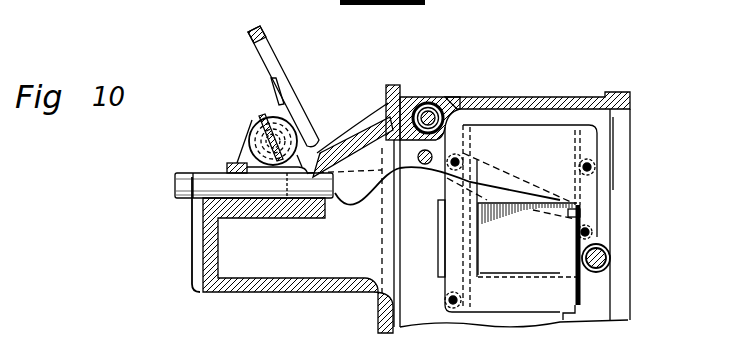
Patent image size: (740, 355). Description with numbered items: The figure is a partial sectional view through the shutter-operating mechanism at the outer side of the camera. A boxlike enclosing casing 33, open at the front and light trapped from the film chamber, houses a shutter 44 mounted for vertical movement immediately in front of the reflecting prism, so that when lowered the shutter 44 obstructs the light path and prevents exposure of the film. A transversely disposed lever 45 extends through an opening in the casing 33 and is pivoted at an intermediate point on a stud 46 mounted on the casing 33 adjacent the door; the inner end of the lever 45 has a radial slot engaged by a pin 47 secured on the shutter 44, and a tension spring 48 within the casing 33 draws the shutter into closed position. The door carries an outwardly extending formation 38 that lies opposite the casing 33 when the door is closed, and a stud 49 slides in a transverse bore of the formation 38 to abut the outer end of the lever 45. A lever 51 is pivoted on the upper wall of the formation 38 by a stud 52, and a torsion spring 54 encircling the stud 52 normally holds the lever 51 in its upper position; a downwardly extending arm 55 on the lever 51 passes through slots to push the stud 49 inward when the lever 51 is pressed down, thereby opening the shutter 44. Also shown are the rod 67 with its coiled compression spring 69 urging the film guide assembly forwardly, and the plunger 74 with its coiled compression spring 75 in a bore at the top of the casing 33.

The casing 33 is at (553, 97).
The formation 38 is at (258, 293).
The shutter 44 is at (533, 258).
The lever 45 is at (370, 190).
The stud 46 is at (440, 155).
The pin 47 is at (580, 213).
The tension spring 48 is at (583, 304).
The stud 49 is at (175, 183).
The lever 51 is at (275, 58).
The stud 52 is at (262, 157).
The torsion spring 54 is at (272, 96).
The arm 55 is at (246, 156).
The rod 67 is at (609, 261).
The coiled compression spring 69 is at (607, 248).
The plunger 74 is at (417, 99).
The coiled compression spring 75 is at (440, 106).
★ ★ ★
**Instructions to follow**
Please rewrite the records above, changing "partial sectional view" to "partial cross-sectional view" and leaving everything else as it is. Leave the pictures out of your answer.

**Response to the exercise**
Patent image size: (740, 355). Description with numbered items: The figure is a partial cross-sectional view through the shutter-operating mechanism at the outer side of the camera. A boxlike enclosing casing 33, open at the front and light trapped from the film chamber, houses a shutter 44 mounted for vertical movement immediately in front of the reflecting prism, so that when lowered the shutter 44 obstructs the light path and prevents exposure of the film. A transversely disposed lever 45 extends through an opening in the casing 33 and is pivoted at an intermediate point on a stud 46 mounted on the casing 33 adjacent the door; the inner end of the lever 45 has a radial slot engaged by a pin 47 secured on the shutter 44, and a tension spring 48 within the casing 33 draws the shutter into closed position. The door carries an outwardly extending formation 38 that lies opposite the casing 33 when the door is closed, and a stud 49 slides in a transverse bore of the formation 38 to abut the outer end of the lever 45. A lever 51 is pivoted on the upper wall of the formation 38 by a stud 52, and a torsion spring 54 encircling the stud 52 normally holds the lever 51 in its upper position; a downwardly extending arm 55 on the lever 51 passes through slots to push the stud 49 inward when the lever 51 is pressed down, thereby opening the shutter 44. Also shown are the rod 67 with its coiled compression spring 69 urging the film guide assembly forwardly, and the plunger 74 with its coiled compression spring 75 in a bore at the top of the casing 33.

The casing 33 is at (553, 97).
The formation 38 is at (258, 293).
The shutter 44 is at (533, 258).
The lever 45 is at (370, 190).
The stud 46 is at (440, 155).
The pin 47 is at (580, 213).
The tension spring 48 is at (583, 304).
The stud 49 is at (175, 183).
The lever 51 is at (275, 58).
The stud 52 is at (262, 157).
The torsion spring 54 is at (272, 96).
The arm 55 is at (246, 156).
The rod 67 is at (609, 261).
The coiled compression spring 69 is at (607, 248).
The plunger 74 is at (417, 99).
The coiled compression spring 75 is at (440, 106).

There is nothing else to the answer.